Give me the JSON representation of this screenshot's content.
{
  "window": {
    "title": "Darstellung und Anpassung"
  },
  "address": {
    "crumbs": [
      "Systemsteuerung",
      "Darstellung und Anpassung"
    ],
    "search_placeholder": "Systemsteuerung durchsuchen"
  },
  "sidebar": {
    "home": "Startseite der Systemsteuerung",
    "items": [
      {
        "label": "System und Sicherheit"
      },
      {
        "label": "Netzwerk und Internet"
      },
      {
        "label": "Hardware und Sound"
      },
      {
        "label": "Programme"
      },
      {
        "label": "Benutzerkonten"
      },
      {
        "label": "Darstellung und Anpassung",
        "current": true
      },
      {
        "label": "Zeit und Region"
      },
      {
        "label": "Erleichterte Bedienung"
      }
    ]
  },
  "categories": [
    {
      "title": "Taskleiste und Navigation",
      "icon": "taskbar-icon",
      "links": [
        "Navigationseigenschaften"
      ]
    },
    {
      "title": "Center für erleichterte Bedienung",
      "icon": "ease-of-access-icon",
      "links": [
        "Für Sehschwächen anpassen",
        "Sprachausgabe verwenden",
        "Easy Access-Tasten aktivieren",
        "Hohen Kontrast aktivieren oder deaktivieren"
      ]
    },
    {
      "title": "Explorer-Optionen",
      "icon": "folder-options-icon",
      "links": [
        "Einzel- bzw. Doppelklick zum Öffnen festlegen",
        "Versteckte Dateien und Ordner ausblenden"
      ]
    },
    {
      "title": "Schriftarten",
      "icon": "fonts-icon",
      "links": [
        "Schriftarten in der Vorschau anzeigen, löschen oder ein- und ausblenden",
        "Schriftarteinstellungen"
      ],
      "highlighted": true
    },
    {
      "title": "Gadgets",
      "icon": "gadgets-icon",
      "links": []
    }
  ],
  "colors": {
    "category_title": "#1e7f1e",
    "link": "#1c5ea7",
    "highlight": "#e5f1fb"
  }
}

-------

WHAT IS REQUIRED
Set down the listing in full, keeping every word exactly as it is.

FINAL RESULT
Give me the JSON representation of this screenshot's content.
{
  "window": {
    "title": "Darstellung und Anpassung"
  },
  "address": {
    "crumbs": [
      "Systemsteuerung",
      "Darstellung und Anpassung"
    ],
    "search_placeholder": "Systemsteuerung durchsuchen"
  },
  "sidebar": {
    "home": "Startseite der Systemsteuerung",
    "items": [
      {
        "label": "System und Sicherheit"
      },
      {
        "label": "Netzwerk und Internet"
      },
      {
        "label": "Hardware und Sound"
      },
      {
        "label": "Programme"
      },
      {
        "label": "Benutzerkonten"
      },
      {
        "label": "Darstellung und Anpassung",
        "current": true
      },
      {
        "label": "Zeit und Region"
      },
      {
        "label": "Erleichterte Bedienung"
      }
    ]
  },
  "categories": [
    {
      "title": "Taskleiste und Navigation",
      "icon": "taskbar-icon",
      "links": [
        "Navigationseigenschaften"
      ]
    },
    {
      "title": "Center für erleichterte Bedienung",
      "icon": "ease-of-access-icon",
      "links": [
        "Für Sehschwächen anpassen",
        "Sprachausgabe verwenden",
        "Easy Access-Tasten aktivieren",
        "Hohen Kontrast aktivieren oder deaktivieren"
      ]
    },
    {
      "title": "Explorer-Optionen",
      "icon": "folder-options-icon",
      "links": [
        "Einzel- bzw. Doppelklick zum Öffnen festlegen",
        "Versteckte Dateien und Ordner ausblenden"
      ]
    },
    {
      "title": "Schriftarten",
      "icon": "fonts-icon",
      "links": [
        "Schriftarten in der Vorschau anzeigen, löschen oder ein- und ausblenden",
        "Schriftarteinstellungen"
      ],
      "highlighted": true
    },
    {
      "title": "Gadgets",
      "icon": "gadgets-icon",
      "links": []
    }
  ],
  "colors": {
    "category_title": "#1e7f1e",
    "link": "#1c5ea7",
    "highlight": "#e5f1fb"
  }
}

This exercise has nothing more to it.